TASK DIRECTIONS:
Write out all records as given; omit images.

Items from a dataset
= = = = =

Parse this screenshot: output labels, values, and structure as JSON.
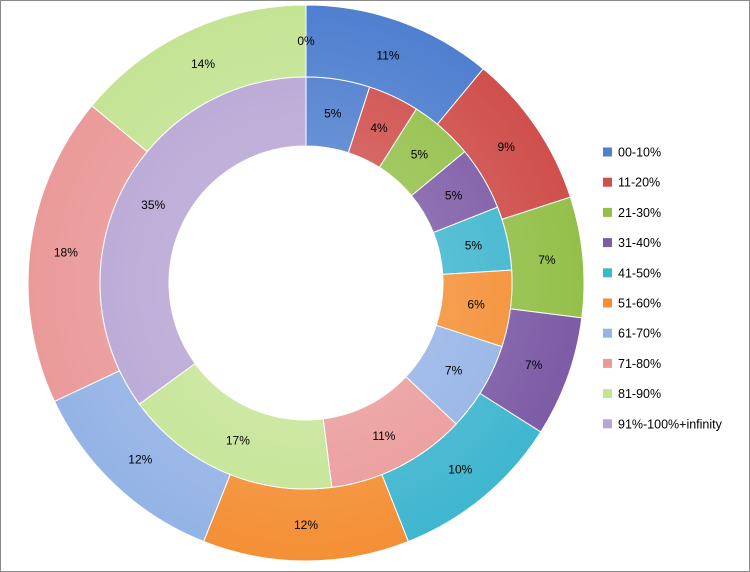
{
  "chart_data": {
    "type": "doughnut",
    "title": "",
    "legend_position": "right",
    "categories": [
      "00-10%",
      "11-20%",
      "21-30%",
      "31-40%",
      "41-50%",
      "51-60%",
      "61-70%",
      "71-80%",
      "81-90%",
      "91%-100%+infinity"
    ],
    "colors": [
      "#4f7fcf",
      "#cf4f4c",
      "#94c04a",
      "#7d5ba6",
      "#3fb6cf",
      "#f48f35",
      "#94b3e6",
      "#ea9a99",
      "#c4e494",
      "#b7a5d4"
    ],
    "series": [
      {
        "ring": "outer",
        "values": [
          11,
          9,
          7,
          7,
          10,
          12,
          12,
          18,
          14,
          0
        ]
      },
      {
        "ring": "inner",
        "values": [
          5,
          4,
          5,
          5,
          5,
          6,
          7,
          11,
          17,
          35
        ]
      }
    ]
  }
}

= = = = =

CORRECT RESPONSE:
Parse this screenshot: output labels, values, and structure as JSON.
{
  "chart_data": {
    "type": "doughnut",
    "title": "",
    "legend_position": "right",
    "categories": [
      "00-10%",
      "11-20%",
      "21-30%",
      "31-40%",
      "41-50%",
      "51-60%",
      "61-70%",
      "71-80%",
      "81-90%",
      "91%-100%+infinity"
    ],
    "colors": [
      "#4f7fcf",
      "#cf4f4c",
      "#94c04a",
      "#7d5ba6",
      "#3fb6cf",
      "#f48f35",
      "#94b3e6",
      "#ea9a99",
      "#c4e494",
      "#b7a5d4"
    ],
    "series": [
      {
        "ring": "outer",
        "values": [
          11,
          9,
          7,
          7,
          10,
          12,
          12,
          18,
          14,
          0
        ]
      },
      {
        "ring": "inner",
        "values": [
          5,
          4,
          5,
          5,
          5,
          6,
          7,
          11,
          17,
          35
        ]
      }
    ]
  }
}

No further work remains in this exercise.